**The problem:** Search the data for the string "were" and extract every line where it appears.

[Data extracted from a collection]

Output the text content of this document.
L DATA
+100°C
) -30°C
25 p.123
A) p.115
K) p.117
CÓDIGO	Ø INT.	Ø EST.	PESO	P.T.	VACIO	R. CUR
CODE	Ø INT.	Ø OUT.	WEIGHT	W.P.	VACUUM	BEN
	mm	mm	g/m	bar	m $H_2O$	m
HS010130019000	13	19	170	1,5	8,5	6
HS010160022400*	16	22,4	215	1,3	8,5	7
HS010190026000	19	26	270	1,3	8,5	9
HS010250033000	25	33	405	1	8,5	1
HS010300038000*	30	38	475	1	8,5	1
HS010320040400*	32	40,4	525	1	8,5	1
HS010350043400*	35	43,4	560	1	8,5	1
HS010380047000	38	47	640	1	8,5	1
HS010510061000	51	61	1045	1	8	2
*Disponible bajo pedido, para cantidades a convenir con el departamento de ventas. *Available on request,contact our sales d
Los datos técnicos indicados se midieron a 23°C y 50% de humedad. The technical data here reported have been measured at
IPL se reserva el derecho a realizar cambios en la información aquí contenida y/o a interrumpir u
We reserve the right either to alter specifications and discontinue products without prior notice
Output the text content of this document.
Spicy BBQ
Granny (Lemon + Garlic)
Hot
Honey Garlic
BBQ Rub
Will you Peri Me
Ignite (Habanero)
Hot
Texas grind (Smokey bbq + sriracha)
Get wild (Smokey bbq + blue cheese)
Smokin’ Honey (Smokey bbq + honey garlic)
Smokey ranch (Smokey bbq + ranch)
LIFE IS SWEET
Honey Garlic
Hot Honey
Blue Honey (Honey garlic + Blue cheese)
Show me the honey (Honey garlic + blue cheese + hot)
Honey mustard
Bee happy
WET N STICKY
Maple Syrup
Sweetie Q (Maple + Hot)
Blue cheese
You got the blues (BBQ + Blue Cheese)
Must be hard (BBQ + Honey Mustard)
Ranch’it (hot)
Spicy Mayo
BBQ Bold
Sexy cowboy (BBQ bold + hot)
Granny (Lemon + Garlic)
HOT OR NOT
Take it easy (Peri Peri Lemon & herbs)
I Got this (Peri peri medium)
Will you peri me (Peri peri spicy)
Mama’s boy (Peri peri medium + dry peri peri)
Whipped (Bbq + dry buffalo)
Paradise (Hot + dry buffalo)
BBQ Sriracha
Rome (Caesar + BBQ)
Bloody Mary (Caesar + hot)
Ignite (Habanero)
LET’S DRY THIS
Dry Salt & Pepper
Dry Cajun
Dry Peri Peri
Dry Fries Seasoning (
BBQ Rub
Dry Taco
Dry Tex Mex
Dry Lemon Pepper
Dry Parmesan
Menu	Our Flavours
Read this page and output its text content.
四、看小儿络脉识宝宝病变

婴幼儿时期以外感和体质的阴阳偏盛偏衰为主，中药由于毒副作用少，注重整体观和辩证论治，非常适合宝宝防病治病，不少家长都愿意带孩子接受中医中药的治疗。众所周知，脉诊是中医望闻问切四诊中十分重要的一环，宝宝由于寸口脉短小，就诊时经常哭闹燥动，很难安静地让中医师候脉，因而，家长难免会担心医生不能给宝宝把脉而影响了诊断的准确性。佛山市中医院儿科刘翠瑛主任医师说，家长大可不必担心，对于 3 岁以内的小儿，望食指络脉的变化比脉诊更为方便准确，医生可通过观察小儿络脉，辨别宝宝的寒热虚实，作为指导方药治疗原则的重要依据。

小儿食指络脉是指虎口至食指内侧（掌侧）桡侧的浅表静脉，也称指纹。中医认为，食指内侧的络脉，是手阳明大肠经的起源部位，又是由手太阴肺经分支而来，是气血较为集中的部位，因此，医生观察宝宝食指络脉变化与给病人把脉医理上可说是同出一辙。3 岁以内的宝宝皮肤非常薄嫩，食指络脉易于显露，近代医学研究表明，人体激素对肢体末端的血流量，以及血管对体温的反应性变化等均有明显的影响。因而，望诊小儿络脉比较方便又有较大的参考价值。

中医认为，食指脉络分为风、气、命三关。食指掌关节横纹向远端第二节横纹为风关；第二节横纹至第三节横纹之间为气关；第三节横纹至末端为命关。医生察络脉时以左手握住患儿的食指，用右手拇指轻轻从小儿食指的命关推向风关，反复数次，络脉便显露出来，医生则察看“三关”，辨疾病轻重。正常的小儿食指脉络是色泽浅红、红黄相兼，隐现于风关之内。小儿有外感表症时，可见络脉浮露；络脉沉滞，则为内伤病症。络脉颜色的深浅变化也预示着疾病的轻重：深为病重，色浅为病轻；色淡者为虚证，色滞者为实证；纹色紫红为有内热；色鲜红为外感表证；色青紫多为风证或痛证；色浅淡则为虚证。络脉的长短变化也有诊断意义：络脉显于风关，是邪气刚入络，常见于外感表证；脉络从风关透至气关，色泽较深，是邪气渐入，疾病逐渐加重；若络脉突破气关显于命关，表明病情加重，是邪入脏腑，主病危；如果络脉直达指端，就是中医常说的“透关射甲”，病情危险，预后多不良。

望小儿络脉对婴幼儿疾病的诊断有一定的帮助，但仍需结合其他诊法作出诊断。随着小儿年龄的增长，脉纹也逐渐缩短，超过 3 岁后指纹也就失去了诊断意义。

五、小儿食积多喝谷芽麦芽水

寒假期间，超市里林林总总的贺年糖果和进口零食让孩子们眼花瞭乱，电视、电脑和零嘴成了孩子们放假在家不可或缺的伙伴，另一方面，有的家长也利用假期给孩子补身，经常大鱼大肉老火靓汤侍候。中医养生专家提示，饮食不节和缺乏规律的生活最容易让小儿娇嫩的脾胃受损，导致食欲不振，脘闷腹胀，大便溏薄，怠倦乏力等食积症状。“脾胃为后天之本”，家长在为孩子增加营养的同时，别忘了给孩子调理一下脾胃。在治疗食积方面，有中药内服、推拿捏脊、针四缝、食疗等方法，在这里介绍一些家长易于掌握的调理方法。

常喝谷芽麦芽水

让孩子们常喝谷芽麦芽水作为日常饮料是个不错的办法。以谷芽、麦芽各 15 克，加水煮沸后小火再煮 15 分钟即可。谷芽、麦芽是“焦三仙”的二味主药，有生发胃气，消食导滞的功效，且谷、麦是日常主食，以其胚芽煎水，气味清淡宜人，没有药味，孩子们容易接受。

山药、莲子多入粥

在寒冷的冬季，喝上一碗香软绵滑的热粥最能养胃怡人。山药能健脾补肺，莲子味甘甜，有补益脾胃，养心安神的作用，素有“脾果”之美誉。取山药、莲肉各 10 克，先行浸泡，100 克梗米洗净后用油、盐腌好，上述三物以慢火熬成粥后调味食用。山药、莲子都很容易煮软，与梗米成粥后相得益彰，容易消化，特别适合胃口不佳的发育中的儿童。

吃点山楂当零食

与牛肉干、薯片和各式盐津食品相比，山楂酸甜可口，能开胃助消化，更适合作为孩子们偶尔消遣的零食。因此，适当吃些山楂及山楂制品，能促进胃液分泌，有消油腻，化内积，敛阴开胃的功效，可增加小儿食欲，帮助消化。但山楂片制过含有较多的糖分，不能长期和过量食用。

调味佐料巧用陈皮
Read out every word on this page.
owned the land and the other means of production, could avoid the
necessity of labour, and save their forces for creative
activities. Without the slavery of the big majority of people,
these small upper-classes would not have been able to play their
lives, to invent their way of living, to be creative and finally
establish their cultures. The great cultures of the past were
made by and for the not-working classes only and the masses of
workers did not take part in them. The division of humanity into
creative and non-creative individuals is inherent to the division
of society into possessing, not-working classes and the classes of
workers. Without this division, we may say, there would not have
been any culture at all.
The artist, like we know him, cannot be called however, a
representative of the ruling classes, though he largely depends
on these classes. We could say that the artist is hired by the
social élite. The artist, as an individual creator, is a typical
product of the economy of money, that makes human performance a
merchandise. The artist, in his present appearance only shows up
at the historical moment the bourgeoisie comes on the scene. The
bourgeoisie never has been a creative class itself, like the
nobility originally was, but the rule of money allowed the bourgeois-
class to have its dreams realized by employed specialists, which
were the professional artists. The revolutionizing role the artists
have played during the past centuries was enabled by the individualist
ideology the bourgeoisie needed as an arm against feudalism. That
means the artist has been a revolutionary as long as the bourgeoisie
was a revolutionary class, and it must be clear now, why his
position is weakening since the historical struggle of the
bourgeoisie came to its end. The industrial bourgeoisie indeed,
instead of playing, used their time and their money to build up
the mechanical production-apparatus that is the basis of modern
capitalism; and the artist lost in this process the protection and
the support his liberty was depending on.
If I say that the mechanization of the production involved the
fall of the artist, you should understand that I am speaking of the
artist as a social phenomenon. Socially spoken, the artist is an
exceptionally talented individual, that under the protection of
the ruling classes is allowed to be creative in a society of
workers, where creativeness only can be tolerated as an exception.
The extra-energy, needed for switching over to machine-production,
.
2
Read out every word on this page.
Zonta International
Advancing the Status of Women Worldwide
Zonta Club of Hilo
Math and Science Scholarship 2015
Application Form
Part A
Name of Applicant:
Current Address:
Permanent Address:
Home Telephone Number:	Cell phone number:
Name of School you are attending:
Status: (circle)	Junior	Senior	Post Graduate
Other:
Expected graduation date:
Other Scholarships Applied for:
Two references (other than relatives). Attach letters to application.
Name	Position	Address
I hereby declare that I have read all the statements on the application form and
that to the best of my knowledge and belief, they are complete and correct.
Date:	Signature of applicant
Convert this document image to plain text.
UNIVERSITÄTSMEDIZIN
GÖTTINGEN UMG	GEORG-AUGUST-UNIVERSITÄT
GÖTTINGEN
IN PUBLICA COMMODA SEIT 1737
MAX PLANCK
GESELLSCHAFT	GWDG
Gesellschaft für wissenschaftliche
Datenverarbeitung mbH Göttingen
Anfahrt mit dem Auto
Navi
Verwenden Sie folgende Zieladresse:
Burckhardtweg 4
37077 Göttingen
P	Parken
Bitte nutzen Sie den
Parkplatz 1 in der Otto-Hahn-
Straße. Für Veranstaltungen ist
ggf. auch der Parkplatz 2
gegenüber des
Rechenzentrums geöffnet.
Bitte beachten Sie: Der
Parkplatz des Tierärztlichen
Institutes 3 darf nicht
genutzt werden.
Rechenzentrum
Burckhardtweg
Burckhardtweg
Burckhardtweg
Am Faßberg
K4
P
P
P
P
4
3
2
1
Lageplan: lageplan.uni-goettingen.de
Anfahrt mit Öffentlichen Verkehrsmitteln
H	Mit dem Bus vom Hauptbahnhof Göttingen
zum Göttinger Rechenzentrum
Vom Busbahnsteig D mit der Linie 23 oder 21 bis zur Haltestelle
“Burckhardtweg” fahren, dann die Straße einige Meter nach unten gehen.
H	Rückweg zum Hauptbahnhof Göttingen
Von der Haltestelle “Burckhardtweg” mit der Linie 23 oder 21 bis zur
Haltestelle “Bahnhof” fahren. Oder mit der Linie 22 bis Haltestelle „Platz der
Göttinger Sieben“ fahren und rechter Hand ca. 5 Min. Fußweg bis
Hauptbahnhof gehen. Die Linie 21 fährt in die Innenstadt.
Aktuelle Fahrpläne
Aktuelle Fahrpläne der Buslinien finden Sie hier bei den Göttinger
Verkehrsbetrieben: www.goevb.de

**Output for this task:**
establish their cultures. The great cultures of the past were
were the professional artists. The revolutionizing role the artists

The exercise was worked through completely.